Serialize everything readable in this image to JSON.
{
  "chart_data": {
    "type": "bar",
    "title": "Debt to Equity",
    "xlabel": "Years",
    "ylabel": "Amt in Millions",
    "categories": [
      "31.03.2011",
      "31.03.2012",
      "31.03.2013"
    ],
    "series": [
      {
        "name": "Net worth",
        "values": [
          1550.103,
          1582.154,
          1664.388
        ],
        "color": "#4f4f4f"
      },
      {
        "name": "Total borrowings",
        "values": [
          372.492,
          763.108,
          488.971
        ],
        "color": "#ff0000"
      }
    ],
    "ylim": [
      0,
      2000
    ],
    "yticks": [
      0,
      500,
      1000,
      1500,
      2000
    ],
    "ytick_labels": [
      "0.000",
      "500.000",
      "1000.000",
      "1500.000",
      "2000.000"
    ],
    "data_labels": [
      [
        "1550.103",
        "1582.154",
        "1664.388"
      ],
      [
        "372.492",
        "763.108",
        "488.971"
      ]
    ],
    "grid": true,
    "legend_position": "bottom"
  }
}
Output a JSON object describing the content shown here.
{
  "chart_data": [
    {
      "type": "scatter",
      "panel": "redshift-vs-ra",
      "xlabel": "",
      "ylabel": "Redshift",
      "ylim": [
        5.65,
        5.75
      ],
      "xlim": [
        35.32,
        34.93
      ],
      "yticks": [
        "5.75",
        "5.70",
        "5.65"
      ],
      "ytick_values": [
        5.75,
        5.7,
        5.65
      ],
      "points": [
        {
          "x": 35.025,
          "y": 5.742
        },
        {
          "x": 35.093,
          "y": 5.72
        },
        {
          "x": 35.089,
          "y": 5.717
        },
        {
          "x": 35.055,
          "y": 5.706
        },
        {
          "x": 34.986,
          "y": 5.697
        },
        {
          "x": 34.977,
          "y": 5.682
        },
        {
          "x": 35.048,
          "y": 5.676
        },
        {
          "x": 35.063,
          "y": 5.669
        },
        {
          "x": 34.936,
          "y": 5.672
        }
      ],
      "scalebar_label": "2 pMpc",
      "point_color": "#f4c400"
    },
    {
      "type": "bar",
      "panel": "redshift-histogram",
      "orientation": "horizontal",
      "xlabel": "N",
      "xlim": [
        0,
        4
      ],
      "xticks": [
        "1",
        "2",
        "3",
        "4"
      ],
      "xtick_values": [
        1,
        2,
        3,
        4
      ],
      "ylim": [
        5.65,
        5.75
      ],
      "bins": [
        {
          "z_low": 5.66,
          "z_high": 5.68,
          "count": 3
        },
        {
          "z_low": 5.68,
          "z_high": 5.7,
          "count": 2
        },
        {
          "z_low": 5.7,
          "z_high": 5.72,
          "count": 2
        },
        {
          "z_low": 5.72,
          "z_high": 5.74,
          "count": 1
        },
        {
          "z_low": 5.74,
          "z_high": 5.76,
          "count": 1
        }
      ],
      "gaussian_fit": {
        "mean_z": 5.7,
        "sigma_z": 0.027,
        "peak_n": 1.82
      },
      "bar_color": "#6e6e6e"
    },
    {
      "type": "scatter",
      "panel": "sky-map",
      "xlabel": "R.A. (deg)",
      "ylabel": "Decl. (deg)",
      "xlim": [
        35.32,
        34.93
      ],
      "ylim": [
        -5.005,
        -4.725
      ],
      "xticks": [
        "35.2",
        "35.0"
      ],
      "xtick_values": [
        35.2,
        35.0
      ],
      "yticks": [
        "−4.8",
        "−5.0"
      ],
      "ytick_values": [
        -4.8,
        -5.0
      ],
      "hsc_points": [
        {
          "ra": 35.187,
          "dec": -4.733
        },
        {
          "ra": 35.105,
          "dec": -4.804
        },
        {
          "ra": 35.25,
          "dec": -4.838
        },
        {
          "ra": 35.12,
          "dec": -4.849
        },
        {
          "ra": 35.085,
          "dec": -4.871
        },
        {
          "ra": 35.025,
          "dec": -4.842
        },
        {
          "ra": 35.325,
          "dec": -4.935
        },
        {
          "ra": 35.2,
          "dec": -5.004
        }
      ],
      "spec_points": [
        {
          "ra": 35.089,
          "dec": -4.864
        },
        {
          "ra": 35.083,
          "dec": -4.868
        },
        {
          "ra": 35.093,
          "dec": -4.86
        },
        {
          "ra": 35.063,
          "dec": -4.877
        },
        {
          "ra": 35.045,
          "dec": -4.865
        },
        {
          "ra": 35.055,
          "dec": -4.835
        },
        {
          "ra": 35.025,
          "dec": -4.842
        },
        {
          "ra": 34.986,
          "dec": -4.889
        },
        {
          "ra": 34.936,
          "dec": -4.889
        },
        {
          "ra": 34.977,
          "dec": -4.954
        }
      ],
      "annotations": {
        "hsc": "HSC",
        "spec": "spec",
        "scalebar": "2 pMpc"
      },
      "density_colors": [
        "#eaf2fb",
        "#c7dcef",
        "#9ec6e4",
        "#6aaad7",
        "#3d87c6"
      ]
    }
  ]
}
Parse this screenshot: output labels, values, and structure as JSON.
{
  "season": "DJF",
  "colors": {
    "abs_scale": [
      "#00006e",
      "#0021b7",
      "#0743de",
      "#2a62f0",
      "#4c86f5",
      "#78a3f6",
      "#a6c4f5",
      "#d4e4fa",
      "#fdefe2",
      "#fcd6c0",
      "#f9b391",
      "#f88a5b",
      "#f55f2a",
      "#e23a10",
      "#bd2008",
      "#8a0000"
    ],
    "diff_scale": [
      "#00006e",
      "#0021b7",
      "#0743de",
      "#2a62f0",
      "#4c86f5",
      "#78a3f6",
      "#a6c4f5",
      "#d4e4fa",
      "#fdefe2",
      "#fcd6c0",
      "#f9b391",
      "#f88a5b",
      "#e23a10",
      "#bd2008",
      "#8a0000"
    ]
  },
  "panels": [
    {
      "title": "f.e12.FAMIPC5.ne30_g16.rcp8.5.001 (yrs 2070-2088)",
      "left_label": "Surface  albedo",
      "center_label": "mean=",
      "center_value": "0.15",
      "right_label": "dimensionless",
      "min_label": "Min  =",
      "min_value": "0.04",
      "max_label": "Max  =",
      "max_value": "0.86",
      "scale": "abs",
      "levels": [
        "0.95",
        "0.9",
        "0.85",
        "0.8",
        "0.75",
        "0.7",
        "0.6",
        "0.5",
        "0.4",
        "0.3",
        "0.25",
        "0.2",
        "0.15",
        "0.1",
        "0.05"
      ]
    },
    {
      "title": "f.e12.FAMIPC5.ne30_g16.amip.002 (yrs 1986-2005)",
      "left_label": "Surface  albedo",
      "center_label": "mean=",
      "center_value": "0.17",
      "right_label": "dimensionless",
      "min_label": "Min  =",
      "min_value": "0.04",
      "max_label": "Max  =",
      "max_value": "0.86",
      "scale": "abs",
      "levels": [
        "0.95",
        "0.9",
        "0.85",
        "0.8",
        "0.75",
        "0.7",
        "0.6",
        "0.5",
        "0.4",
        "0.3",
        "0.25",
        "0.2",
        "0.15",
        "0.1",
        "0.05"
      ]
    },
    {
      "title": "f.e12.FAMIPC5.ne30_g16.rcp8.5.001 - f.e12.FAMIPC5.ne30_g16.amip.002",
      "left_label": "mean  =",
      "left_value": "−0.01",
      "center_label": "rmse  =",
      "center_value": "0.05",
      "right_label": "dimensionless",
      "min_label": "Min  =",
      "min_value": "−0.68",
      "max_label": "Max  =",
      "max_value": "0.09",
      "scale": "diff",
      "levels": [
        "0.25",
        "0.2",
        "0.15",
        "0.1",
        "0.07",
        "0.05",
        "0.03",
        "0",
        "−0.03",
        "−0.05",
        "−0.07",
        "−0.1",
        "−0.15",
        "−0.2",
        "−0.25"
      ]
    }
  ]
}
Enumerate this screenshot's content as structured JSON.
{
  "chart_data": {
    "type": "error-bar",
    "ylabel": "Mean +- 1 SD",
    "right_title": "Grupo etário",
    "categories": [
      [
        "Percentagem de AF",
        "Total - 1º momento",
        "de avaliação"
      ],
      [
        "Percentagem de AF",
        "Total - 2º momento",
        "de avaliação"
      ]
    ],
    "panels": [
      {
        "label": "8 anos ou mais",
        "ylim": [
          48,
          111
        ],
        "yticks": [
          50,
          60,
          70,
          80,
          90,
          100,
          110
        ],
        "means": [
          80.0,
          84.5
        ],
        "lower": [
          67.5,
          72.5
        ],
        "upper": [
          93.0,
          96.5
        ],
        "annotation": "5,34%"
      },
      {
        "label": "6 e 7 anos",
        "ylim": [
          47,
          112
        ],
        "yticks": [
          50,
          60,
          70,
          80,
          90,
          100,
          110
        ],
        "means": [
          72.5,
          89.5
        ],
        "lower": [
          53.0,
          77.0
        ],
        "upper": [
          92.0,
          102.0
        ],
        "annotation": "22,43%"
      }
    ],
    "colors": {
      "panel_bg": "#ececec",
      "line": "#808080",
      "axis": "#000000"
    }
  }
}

Set exercise:
Pick out each line above that includes "xlabel" and show it.

Reply:
    "xlabel": "Years",
      "xlabel": "",
      "xlabel": "N",
      "xlabel": "R.A. (deg)",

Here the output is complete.